_The problem:_
Each entry needs to be restated exactly as written.

# # # # #

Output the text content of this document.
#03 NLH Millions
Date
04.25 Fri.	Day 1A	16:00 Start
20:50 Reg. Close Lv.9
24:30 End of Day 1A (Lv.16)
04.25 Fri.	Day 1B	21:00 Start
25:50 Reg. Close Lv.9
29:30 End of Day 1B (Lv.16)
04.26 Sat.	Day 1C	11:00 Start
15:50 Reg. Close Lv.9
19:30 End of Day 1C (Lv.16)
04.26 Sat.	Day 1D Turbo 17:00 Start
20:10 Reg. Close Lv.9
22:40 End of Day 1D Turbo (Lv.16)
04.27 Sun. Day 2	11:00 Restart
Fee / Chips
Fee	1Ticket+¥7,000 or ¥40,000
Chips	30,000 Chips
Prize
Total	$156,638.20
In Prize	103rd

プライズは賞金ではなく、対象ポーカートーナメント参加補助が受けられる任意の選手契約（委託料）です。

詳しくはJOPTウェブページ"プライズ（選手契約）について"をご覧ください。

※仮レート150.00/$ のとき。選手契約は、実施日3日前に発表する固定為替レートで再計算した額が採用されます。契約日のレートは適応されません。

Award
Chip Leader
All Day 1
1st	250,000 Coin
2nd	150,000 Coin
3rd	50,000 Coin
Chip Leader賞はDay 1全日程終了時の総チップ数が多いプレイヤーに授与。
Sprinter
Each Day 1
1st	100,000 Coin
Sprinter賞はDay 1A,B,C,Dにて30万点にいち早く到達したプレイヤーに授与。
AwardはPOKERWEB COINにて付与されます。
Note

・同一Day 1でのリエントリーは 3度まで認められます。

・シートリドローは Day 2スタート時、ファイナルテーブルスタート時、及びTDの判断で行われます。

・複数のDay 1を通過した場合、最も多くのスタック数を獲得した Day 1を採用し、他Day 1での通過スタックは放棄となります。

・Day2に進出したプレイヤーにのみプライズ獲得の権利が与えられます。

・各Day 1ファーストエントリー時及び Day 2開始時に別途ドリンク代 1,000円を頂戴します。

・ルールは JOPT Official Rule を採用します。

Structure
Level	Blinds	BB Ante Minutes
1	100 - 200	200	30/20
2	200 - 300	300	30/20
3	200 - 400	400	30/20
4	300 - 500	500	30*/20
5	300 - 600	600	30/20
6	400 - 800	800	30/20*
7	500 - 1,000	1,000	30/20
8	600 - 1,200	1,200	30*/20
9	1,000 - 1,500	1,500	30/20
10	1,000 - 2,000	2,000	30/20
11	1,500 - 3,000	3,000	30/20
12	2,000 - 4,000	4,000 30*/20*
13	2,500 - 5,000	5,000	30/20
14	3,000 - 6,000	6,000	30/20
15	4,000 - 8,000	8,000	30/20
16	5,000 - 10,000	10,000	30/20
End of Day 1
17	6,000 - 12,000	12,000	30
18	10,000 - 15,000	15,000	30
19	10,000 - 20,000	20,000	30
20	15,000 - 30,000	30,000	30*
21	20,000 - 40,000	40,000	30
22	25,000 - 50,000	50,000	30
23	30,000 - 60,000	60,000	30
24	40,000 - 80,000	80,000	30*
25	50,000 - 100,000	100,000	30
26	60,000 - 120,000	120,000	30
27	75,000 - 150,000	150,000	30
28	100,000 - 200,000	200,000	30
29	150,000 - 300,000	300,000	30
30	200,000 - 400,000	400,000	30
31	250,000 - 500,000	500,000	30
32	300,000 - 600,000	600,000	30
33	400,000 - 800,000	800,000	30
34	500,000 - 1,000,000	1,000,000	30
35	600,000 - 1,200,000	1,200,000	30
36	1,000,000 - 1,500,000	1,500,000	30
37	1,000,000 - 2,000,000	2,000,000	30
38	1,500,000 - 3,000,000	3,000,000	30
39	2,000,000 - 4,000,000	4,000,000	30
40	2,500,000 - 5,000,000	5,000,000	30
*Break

# # # # #

_Response for this exercise:_
Output the text content of this document.
#03 NLH Millions
Date
04.25 Fri.	Day 1A	16:00 Start
20:50 Reg. Close Lv.9
24:30 End of Day 1A (Lv.16)
04.25 Fri.	Day 1B	21:00 Start
25:50 Reg. Close Lv.9
29:30 End of Day 1B (Lv.16)
04.26 Sat.	Day 1C	11:00 Start
15:50 Reg. Close Lv.9
19:30 End of Day 1C (Lv.16)
04.26 Sat.	Day 1D Turbo 17:00 Start
20:10 Reg. Close Lv.9
22:40 End of Day 1D Turbo (Lv.16)
04.27 Sun. Day 2	11:00 Restart
Fee / Chips
Fee	1Ticket+¥7,000 or ¥40,000
Chips	30,000 Chips
Prize
Total	$156,638.20
In Prize	103rd

プライズは賞金ではなく、対象ポーカートーナメント参加補助が受けられる任意の選手契約（委託料）です。

詳しくはJOPTウェブページ"プライズ（選手契約）について"をご覧ください。

※仮レート150.00/$ のとき。選手契約は、実施日3日前に発表する固定為替レートで再計算した額が採用されます。契約日のレートは適応されません。

Award
Chip Leader
All Day 1
1st	250,000 Coin
2nd	150,000 Coin
3rd	50,000 Coin
Chip Leader賞はDay 1全日程終了時の総チップ数が多いプレイヤーに授与。
Sprinter
Each Day 1
1st	100,000 Coin
Sprinter賞はDay 1A,B,C,Dにて30万点にいち早く到達したプレイヤーに授与。
AwardはPOKERWEB COINにて付与されます。
Note

・同一Day 1でのリエントリーは 3度まで認められます。

・シートリドローは Day 2スタート時、ファイナルテーブルスタート時、及びTDの判断で行われます。

・複数のDay 1を通過した場合、最も多くのスタック数を獲得した Day 1を採用し、他Day 1での通過スタックは放棄となります。

・Day2に進出したプレイヤーにのみプライズ獲得の権利が与えられます。

・各Day 1ファーストエントリー時及び Day 2開始時に別途ドリンク代 1,000円を頂戴します。

・ルールは JOPT Official Rule を採用します。

Structure
Level	Blinds	BB Ante Minutes
1	100 - 200	200	30/20
2	200 - 300	300	30/20
3	200 - 400	400	30/20
4	300 - 500	500	30*/20
5	300 - 600	600	30/20
6	400 - 800	800	30/20*
7	500 - 1,000	1,000	30/20
8	600 - 1,200	1,200	30*/20
9	1,000 - 1,500	1,500	30/20
10	1,000 - 2,000	2,000	30/20
11	1,500 - 3,000	3,000	30/20
12	2,000 - 4,000	4,000 30*/20*
13	2,500 - 5,000	5,000	30/20
14	3,000 - 6,000	6,000	30/20
15	4,000 - 8,000	8,000	30/20
16	5,000 - 10,000	10,000	30/20
End of Day 1
17	6,000 - 12,000	12,000	30
18	10,000 - 15,000	15,000	30
19	10,000 - 20,000	20,000	30
20	15,000 - 30,000	30,000	30*
21	20,000 - 40,000	40,000	30
22	25,000 - 50,000	50,000	30
23	30,000 - 60,000	60,000	30
24	40,000 - 80,000	80,000	30*
25	50,000 - 100,000	100,000	30
26	60,000 - 120,000	120,000	30
27	75,000 - 150,000	150,000	30
28	100,000 - 200,000	200,000	30
29	150,000 - 300,000	300,000	30
30	200,000 - 400,000	400,000	30
31	250,000 - 500,000	500,000	30
32	300,000 - 600,000	600,000	30
33	400,000 - 800,000	800,000	30
34	500,000 - 1,000,000	1,000,000	30
35	600,000 - 1,200,000	1,200,000	30
36	1,000,000 - 1,500,000	1,500,000	30
37	1,000,000 - 2,000,000	2,000,000	30
38	1,500,000 - 3,000,000	3,000,000	30
39	2,000,000 - 4,000,000	4,000,000	30
40	2,500,000 - 5,000,000	5,000,000	30
*Break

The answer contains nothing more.